--- Source records ---
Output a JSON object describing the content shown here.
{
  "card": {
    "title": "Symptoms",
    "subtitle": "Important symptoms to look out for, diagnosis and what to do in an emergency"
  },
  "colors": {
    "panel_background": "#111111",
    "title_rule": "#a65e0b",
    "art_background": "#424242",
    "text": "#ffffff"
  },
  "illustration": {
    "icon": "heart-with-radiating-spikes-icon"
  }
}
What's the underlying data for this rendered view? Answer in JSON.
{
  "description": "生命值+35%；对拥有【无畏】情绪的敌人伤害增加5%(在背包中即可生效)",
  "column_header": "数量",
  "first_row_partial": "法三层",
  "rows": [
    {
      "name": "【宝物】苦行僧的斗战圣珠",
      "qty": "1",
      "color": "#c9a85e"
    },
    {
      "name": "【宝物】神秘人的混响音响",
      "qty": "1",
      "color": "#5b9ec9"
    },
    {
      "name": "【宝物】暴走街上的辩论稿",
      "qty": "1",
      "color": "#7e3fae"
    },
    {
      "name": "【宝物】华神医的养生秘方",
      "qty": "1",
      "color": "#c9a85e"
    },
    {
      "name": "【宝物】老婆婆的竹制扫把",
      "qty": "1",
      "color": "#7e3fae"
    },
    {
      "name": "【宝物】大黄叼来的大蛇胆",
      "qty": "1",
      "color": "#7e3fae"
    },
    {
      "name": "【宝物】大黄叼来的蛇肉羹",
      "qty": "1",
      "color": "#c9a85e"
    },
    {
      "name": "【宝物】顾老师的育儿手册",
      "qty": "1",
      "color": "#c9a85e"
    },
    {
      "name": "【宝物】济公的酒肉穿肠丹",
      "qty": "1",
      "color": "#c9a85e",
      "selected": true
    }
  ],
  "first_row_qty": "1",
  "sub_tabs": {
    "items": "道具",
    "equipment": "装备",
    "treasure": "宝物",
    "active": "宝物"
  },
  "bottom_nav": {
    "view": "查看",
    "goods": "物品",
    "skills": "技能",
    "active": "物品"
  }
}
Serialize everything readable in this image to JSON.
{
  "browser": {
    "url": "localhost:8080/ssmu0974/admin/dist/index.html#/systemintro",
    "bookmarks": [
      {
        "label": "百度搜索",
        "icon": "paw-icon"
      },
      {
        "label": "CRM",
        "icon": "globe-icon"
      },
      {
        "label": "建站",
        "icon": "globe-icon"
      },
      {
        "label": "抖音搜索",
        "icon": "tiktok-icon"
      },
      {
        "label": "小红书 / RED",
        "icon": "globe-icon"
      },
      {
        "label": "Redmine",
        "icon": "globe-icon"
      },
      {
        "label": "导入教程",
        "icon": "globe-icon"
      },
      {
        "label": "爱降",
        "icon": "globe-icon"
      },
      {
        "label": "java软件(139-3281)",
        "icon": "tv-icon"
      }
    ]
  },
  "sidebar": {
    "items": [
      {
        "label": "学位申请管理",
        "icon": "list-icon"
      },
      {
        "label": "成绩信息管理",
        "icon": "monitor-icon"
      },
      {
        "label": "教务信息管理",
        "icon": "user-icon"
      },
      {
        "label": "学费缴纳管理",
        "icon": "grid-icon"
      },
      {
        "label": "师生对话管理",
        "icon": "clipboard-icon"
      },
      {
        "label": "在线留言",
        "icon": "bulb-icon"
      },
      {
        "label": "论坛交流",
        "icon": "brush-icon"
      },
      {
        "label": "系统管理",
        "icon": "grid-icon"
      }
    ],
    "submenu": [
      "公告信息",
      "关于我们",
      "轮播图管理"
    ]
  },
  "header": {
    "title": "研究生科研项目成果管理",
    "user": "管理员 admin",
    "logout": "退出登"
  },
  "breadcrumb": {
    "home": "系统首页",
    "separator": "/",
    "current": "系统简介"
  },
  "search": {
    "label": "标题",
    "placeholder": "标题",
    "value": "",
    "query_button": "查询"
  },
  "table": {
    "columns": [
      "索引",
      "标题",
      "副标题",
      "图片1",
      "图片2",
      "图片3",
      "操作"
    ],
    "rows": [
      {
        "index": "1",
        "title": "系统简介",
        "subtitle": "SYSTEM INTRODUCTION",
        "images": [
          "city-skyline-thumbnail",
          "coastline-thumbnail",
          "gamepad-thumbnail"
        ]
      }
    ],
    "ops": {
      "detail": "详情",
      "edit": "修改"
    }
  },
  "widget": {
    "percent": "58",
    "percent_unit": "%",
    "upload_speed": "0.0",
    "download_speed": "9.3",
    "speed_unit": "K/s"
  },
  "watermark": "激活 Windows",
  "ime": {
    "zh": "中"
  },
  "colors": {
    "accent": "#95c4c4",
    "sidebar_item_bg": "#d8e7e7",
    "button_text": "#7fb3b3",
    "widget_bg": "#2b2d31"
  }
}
---
Could you reproduce every record above exactly as it appears?

#### [Output below]
Output a JSON object describing the content shown here.
{
  "card": {
    "title": "Symptoms",
    "subtitle": "Important symptoms to look out for, diagnosis and what to do in an emergency"
  },
  "colors": {
    "panel_background": "#111111",
    "title_rule": "#a65e0b",
    "art_background": "#424242",
    "text": "#ffffff"
  },
  "illustration": {
    "icon": "heart-with-radiating-spikes-icon"
  }
}
What's the underlying data for this rendered view? Answer in JSON.
{
  "description": "生命值+35%；对拥有【无畏】情绪的敌人伤害增加5%(在背包中即可生效)",
  "column_header": "数量",
  "first_row_partial": "法三层",
  "rows": [
    {
      "name": "【宝物】苦行僧的斗战圣珠",
      "qty": "1",
      "color": "#c9a85e"
    },
    {
      "name": "【宝物】神秘人的混响音响",
      "qty": "1",
      "color": "#5b9ec9"
    },
    {
      "name": "【宝物】暴走街上的辩论稿",
      "qty": "1",
      "color": "#7e3fae"
    },
    {
      "name": "【宝物】华神医的养生秘方",
      "qty": "1",
      "color": "#c9a85e"
    },
    {
      "name": "【宝物】老婆婆的竹制扫把",
      "qty": "1",
      "color": "#7e3fae"
    },
    {
      "name": "【宝物】大黄叼来的大蛇胆",
      "qty": "1",
      "color": "#7e3fae"
    },
    {
      "name": "【宝物】大黄叼来的蛇肉羹",
      "qty": "1",
      "color": "#c9a85e"
    },
    {
      "name": "【宝物】顾老师的育儿手册",
      "qty": "1",
      "color": "#c9a85e"
    },
    {
      "name": "【宝物】济公的酒肉穿肠丹",
      "qty": "1",
      "color": "#c9a85e",
      "selected": true
    }
  ],
  "first_row_qty": "1",
  "sub_tabs": {
    "items": "道具",
    "equipment": "装备",
    "treasure": "宝物",
    "active": "宝物"
  },
  "bottom_nav": {
    "view": "查看",
    "goods": "物品",
    "skills": "技能",
    "active": "物品"
  }
}
Serialize everything readable in this image to JSON.
{
  "browser": {
    "url": "localhost:8080/ssmu0974/admin/dist/index.html#/systemintro",
    "bookmarks": [
      {
        "label": "百度搜索",
        "icon": "paw-icon"
      },
      {
        "label": "CRM",
        "icon": "globe-icon"
      },
      {
        "label": "建站",
        "icon": "globe-icon"
      },
      {
        "label": "抖音搜索",
        "icon": "tiktok-icon"
      },
      {
        "label": "小红书 / RED",
        "icon": "globe-icon"
      },
      {
        "label": "Redmine",
        "icon": "globe-icon"
      },
      {
        "label": "导入教程",
        "icon": "globe-icon"
      },
      {
        "label": "爱降",
        "icon": "globe-icon"
      },
      {
        "label": "java软件(139-3281)",
        "icon": "tv-icon"
      }
    ]
  },
  "sidebar": {
    "items": [
      {
        "label": "学位申请管理",
        "icon": "list-icon"
      },
      {
        "label": "成绩信息管理",
        "icon": "monitor-icon"
      },
      {
        "label": "教务信息管理",
        "icon": "user-icon"
      },
      {
        "label": "学费缴纳管理",
        "icon": "grid-icon"
      },
      {
        "label": "师生对话管理",
        "icon": "clipboard-icon"
      },
      {
        "label": "在线留言",
        "icon": "bulb-icon"
      },
      {
        "label": "论坛交流",
        "icon": "brush-icon"
      },
      {
        "label": "系统管理",
        "icon": "grid-icon"
      }
    ],
    "submenu": [
      "公告信息",
      "关于我们",
      "轮播图管理"
    ]
  },
  "header": {
    "title": "研究生科研项目成果管理",
    "user": "管理员 admin",
    "logout": "退出登"
  },
  "breadcrumb": {
    "home": "系统首页",
    "separator": "/",
    "current": "系统简介"
  },
  "search": {
    "label": "标题",
    "placeholder": "标题",
    "value": "",
    "query_button": "查询"
  },
  "table": {
    "columns": [
      "索引",
      "标题",
      "副标题",
      "图片1",
      "图片2",
      "图片3",
      "操作"
    ],
    "rows": [
      {
        "index": "1",
        "title": "系统简介",
        "subtitle": "SYSTEM INTRODUCTION",
        "images": [
          "city-skyline-thumbnail",
          "coastline-thumbnail",
          "gamepad-thumbnail"
        ]
      }
    ],
    "ops": {
      "detail": "详情",
      "edit": "修改"
    }
  },
  "widget": {
    "percent": "58",
    "percent_unit": "%",
    "upload_speed": "0.0",
    "download_speed": "9.3",
    "speed_unit": "K/s"
  },
  "watermark": "激活 Windows",
  "ime": {
    "zh": "中"
  },
  "colors": {
    "accent": "#95c4c4",
    "sidebar_item_bg": "#d8e7e7",
    "button_text": "#7fb3b3",
    "widget_bg": "#2b2d31"
  }
}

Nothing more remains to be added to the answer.